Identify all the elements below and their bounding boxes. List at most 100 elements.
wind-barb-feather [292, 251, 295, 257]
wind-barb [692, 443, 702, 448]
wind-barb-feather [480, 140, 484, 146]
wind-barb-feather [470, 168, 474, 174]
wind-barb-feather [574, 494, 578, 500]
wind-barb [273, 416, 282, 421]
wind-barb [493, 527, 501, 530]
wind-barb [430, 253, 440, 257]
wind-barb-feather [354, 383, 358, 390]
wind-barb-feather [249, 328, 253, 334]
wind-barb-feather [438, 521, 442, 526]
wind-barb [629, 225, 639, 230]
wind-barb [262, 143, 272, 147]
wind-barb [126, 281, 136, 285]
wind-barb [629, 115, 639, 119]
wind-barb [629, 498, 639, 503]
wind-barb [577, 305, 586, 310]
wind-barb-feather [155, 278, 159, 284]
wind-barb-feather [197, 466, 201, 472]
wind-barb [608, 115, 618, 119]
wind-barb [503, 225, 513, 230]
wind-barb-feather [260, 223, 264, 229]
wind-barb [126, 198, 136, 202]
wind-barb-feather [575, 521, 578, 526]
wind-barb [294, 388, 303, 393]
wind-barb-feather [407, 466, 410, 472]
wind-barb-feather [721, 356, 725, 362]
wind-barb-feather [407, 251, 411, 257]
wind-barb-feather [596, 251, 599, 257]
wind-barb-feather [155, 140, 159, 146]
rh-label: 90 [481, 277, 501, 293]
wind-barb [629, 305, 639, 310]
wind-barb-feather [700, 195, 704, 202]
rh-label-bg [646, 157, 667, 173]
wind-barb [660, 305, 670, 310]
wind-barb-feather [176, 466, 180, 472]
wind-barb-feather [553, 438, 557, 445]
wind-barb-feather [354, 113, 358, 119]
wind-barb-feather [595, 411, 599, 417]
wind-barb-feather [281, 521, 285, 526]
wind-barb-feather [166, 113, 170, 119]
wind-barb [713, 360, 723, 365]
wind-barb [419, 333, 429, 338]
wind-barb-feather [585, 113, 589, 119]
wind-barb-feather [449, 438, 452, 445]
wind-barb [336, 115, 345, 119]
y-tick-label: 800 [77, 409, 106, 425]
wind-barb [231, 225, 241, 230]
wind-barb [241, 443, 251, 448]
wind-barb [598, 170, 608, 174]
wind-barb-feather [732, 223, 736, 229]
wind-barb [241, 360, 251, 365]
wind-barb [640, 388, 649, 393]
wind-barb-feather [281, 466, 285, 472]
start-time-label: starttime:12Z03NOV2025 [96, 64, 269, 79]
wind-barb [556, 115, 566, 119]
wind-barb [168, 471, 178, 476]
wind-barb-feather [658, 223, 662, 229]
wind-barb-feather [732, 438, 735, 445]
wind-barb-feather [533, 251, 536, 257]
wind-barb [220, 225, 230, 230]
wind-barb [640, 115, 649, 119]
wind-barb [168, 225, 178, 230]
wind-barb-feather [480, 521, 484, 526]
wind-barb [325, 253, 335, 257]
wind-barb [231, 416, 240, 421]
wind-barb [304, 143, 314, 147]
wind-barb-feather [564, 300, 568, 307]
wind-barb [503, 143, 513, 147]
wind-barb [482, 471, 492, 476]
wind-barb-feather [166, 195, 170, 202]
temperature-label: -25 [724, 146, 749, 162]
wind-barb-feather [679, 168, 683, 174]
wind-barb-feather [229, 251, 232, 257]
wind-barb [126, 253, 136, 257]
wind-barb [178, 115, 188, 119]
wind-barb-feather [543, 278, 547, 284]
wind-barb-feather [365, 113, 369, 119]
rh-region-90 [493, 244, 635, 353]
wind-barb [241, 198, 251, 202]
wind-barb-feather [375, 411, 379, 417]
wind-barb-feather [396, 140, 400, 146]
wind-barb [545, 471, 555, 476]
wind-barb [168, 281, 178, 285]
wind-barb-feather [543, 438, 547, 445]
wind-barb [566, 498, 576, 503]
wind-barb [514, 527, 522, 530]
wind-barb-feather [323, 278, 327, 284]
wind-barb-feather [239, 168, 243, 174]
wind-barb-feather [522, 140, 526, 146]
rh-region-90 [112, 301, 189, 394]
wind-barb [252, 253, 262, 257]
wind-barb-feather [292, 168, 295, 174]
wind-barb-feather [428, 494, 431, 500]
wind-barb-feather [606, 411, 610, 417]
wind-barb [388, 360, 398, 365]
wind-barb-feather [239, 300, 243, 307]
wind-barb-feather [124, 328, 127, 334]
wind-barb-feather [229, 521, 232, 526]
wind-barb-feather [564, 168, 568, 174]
○ ○ ○ ○ ○
Aim = Convert every row above into a JSON list of strings, with one string for each line and blank lines left out.

Completed task =
[
  "Identify all the elements below and their bounding boxes. List at most 100 elements.",
  "wind-barb-feather [292, 251, 295, 257]",
  "wind-barb [692, 443, 702, 448]",
  "wind-barb-feather [480, 140, 484, 146]",
  "wind-barb-feather [470, 168, 474, 174]",
  "wind-barb-feather [574, 494, 578, 500]",
  "wind-barb [273, 416, 282, 421]",
  "wind-barb [493, 527, 501, 530]",
  "wind-barb [430, 253, 440, 257]",
  "wind-barb-feather [354, 383, 358, 390]",
  "wind-barb-feather [249, 328, 253, 334]",
  "wind-barb-feather [438, 521, 442, 526]",
  "wind-barb [629, 225, 639, 230]",
  "wind-barb [262, 143, 272, 147]",
  "wind-barb [126, 281, 136, 285]",
  "wind-barb [629, 115, 639, 119]",
  "wind-barb [629, 498, 639, 503]",
  "wind-barb [577, 305, 586, 310]",
  "wind-barb-feather [155, 278, 159, 284]",
  "wind-barb-feather [197, 466, 201, 472]",
  "wind-barb [608, 115, 618, 119]",
  "wind-barb [503, 225, 513, 230]",
  "wind-barb-feather [260, 223, 264, 229]",
  "wind-barb [126, 198, 136, 202]",
  "wind-barb-feather [575, 521, 578, 526]",
  "wind-barb [294, 388, 303, 393]",
  "wind-barb-feather [407, 466, 410, 472]",
  "wind-barb-feather [721, 356, 725, 362]",
  "wind-barb-feather [407, 251, 411, 257]",
  "wind-barb-feather [596, 251, 599, 257]",
  "wind-barb-feather [155, 140, 159, 146]",
  "rh-label: 90 [481, 277, 501, 293]",
  "wind-barb [629, 305, 639, 310]",
  "wind-barb-feather [700, 195, 704, 202]",
  "rh-label-bg [646, 157, 667, 173]",
  "wind-barb [660, 305, 670, 310]",
  "wind-barb-feather [176, 466, 180, 472]",
  "wind-barb-feather [553, 438, 557, 445]",
  "wind-barb-feather [354, 113, 358, 119]",
  "wind-barb-feather [595, 411, 599, 417]",
  "wind-barb-feather [281, 521, 285, 526]",
  "wind-barb-feather [166, 113, 170, 119]",
  "wind-barb [713, 360, 723, 365]",
  "wind-barb [419, 333, 429, 338]",
  "wind-barb-feather [585, 113, 589, 119]",
  "wind-barb-feather [449, 438, 452, 445]",
  "wind-barb [336, 115, 345, 119]",
  "y-tick-label: 800 [77, 409, 106, 425]",
  "wind-barb [231, 225, 241, 230]",
  "wind-barb [241, 443, 251, 448]",
  "wind-barb [598, 170, 608, 174]",
  "wind-barb-feather [732, 223, 736, 229]",
  "wind-barb [241, 360, 251, 365]",
  "wind-barb [640, 388, 649, 393]",
  "wind-barb-feather [281, 466, 285, 472]",
  "start-time-label: starttime:12Z03NOV2025 [96, 64, 269, 79]",
  "wind-barb [556, 115, 566, 119]",
  "wind-barb [168, 471, 178, 476]",
  "wind-barb-feather [658, 223, 662, 229]",
  "wind-barb-feather [732, 438, 735, 445]",
  "wind-barb-feather [533, 251, 536, 257]",
  "wind-barb [220, 225, 230, 230]",
  "wind-barb [640, 115, 649, 119]",
  "wind-barb [168, 225, 178, 230]",
  "wind-barb-feather [480, 521, 484, 526]",
  "wind-barb [325, 253, 335, 257]",
  "wind-barb [231, 416, 240, 421]",
  "wind-barb [304, 143, 314, 147]",
  "wind-barb-feather [564, 300, 568, 307]",
  "wind-barb [503, 143, 513, 147]",
  "wind-barb [482, 471, 492, 476]",
  "wind-barb-feather [166, 195, 170, 202]",
  "temperature-label: -25 [724, 146, 749, 162]",
  "wind-barb-feather [679, 168, 683, 174]",
  "wind-barb-feather [229, 251, 232, 257]",
  "wind-barb [126, 253, 136, 257]",
  "wind-barb [178, 115, 188, 119]",
  "wind-barb-feather [543, 278, 547, 284]",
  "wind-barb-feather [365, 113, 369, 119]",
  "rh-region-90 [493, 244, 635, 353]",
  "wind-barb [241, 198, 251, 202]",
  "wind-barb-feather [375, 411, 379, 417]",
  "wind-barb-feather [396, 140, 400, 146]",
  "wind-barb [545, 471, 555, 476]",
  "wind-barb [168, 281, 178, 285]",
  "wind-barb-feather [543, 438, 547, 445]",
  "wind-barb [566, 498, 576, 503]",
  "wind-barb [514, 527, 522, 530]",
  "wind-barb-feather [323, 278, 327, 284]",
  "wind-barb-feather [239, 168, 243, 174]",
  "wind-barb-feather [522, 140, 526, 146]",
  "rh-region-90 [112, 301, 189, 394]",
  "wind-barb [252, 253, 262, 257]",
  "wind-barb-feather [292, 168, 295, 174]",
  "wind-barb-feather [428, 494, 431, 500]",
  "wind-barb-feather [606, 411, 610, 417]",
  "wind-barb [388, 360, 398, 365]",
  "wind-barb-feather [239, 300, 243, 307]",
  "wind-barb-feather [124, 328, 127, 334]",
  "wind-barb-feather [229, 521, 232, 526]",
  "wind-barb-feather [564, 168, 568, 174]"
]